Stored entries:
-------

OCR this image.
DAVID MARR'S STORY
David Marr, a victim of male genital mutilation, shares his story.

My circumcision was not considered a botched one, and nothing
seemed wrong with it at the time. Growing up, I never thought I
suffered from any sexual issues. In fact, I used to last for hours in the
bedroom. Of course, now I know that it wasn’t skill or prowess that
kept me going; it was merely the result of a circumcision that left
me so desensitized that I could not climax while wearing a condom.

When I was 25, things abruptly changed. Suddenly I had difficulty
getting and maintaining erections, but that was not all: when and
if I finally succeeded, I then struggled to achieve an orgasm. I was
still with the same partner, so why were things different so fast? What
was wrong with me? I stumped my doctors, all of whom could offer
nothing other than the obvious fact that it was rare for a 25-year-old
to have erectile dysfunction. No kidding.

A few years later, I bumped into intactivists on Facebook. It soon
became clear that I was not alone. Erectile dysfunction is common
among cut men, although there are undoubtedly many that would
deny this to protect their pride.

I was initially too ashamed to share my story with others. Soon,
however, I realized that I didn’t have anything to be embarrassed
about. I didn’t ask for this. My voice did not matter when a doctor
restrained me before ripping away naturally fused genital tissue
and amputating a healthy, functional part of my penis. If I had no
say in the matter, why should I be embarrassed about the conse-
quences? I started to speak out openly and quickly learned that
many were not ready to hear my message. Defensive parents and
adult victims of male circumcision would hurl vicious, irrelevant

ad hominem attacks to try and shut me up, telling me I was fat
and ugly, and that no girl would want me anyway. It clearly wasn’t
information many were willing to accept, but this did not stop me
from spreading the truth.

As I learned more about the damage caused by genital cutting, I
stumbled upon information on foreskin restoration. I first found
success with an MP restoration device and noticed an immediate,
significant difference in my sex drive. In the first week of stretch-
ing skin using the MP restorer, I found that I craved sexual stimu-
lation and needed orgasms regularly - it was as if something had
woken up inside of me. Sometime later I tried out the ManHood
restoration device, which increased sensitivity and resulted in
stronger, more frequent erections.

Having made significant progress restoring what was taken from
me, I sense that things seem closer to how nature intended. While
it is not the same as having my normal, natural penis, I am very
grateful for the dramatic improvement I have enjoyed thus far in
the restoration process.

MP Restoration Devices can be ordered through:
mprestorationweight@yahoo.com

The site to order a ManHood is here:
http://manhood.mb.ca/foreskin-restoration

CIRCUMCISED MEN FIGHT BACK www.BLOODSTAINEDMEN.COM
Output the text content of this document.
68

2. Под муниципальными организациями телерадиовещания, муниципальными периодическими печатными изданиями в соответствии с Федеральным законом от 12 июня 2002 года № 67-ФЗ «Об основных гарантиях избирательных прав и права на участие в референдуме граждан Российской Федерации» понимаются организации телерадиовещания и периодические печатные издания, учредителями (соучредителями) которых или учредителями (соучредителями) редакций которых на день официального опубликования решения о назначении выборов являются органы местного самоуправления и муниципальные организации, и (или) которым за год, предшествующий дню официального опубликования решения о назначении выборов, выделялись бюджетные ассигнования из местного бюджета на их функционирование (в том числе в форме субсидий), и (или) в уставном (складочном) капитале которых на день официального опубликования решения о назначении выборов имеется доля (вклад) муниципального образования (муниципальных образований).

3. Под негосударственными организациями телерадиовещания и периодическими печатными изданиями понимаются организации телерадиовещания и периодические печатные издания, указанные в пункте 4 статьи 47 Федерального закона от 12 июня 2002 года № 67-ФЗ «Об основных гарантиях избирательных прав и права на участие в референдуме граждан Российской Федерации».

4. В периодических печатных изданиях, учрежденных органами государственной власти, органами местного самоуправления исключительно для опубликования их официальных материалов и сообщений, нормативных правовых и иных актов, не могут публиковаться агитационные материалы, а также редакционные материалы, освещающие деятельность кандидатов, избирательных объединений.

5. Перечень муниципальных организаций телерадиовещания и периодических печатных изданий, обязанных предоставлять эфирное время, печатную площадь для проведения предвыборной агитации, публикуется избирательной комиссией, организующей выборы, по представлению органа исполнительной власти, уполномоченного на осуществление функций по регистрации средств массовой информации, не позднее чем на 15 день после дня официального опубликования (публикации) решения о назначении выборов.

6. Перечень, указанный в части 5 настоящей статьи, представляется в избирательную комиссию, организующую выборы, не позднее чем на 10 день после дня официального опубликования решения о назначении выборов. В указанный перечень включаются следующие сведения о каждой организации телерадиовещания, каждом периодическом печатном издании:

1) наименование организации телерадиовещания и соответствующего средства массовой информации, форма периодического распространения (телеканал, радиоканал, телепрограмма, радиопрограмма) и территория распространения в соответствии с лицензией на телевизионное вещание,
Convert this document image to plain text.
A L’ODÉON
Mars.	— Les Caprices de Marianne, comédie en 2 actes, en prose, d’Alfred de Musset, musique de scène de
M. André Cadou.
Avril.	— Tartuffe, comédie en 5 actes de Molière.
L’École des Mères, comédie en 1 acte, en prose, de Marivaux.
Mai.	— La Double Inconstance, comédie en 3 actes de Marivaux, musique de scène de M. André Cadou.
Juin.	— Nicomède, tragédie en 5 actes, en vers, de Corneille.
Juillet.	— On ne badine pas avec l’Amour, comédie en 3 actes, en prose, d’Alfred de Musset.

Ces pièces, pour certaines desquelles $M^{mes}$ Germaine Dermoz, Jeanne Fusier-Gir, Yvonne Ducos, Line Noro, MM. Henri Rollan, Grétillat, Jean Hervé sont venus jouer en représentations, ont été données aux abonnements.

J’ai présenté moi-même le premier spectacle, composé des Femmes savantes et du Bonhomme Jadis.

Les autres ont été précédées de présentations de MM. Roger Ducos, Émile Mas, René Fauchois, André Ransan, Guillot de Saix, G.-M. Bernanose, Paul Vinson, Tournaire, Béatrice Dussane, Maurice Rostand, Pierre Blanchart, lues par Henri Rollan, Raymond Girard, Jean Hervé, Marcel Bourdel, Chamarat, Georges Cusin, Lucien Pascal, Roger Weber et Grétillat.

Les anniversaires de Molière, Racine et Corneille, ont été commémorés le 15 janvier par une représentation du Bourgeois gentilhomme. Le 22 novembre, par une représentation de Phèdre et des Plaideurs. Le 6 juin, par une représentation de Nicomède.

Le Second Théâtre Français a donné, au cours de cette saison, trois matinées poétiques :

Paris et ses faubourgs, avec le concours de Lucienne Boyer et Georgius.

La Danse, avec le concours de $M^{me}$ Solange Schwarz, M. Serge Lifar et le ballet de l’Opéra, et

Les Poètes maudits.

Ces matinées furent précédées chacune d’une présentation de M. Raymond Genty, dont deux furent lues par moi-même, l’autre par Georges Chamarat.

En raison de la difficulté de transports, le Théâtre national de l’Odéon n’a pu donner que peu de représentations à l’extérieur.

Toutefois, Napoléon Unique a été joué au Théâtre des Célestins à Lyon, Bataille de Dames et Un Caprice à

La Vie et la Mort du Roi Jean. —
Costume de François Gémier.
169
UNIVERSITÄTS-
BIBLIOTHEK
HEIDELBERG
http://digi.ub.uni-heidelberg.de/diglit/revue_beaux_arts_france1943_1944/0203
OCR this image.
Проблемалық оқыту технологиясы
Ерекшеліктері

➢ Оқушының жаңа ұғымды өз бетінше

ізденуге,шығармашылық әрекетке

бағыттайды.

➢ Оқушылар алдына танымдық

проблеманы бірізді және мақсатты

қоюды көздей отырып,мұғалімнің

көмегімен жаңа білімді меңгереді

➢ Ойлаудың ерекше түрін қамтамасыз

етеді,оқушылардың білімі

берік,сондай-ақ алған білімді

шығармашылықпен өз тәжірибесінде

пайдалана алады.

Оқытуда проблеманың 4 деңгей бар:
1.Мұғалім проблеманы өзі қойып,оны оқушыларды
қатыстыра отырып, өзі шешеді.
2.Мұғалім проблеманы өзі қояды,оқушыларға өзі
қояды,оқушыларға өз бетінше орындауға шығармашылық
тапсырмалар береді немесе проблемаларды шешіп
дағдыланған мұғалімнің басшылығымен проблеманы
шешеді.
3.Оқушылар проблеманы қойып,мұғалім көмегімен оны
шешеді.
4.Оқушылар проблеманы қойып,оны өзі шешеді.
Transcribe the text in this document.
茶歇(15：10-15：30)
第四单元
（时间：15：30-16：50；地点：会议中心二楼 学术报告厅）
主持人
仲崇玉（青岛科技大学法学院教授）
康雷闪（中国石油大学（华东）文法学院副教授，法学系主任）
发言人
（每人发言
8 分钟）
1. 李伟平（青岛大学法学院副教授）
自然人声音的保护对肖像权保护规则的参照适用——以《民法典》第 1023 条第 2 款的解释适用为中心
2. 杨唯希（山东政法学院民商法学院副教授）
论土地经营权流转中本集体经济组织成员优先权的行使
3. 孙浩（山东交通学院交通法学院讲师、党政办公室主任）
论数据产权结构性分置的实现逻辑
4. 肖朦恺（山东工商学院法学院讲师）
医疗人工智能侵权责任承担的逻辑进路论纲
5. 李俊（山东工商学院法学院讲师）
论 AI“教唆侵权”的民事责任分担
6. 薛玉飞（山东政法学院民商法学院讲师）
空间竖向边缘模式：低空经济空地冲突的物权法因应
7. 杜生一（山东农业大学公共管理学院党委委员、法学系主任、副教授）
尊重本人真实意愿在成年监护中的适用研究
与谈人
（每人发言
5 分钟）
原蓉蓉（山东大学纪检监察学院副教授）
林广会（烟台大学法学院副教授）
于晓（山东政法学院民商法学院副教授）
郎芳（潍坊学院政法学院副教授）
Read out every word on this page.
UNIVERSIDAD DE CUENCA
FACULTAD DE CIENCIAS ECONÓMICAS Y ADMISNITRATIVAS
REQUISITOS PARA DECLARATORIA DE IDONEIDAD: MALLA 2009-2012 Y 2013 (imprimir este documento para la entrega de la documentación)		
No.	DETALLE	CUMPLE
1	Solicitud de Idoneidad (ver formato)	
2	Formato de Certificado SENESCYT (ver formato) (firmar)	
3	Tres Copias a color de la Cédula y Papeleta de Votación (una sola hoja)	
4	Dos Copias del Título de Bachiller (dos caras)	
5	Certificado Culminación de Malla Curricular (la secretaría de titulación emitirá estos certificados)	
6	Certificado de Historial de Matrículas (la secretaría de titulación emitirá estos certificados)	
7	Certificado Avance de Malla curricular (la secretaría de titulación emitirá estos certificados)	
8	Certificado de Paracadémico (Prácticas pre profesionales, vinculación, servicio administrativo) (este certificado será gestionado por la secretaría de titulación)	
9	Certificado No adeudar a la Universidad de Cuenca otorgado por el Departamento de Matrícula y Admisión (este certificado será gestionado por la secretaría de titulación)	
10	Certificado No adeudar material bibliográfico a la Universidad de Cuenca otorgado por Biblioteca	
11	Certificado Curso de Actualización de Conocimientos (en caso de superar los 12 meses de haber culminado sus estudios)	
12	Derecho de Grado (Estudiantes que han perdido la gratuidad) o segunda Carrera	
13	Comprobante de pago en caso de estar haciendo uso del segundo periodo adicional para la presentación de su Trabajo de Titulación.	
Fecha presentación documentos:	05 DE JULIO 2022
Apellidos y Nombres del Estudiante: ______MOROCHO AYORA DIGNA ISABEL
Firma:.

-------

- [Exercise directions]:
Each line that contains the string "secretaría" counts once; report how many such lines the entries have, giving only the number.

- [Solution to the exercise]:
5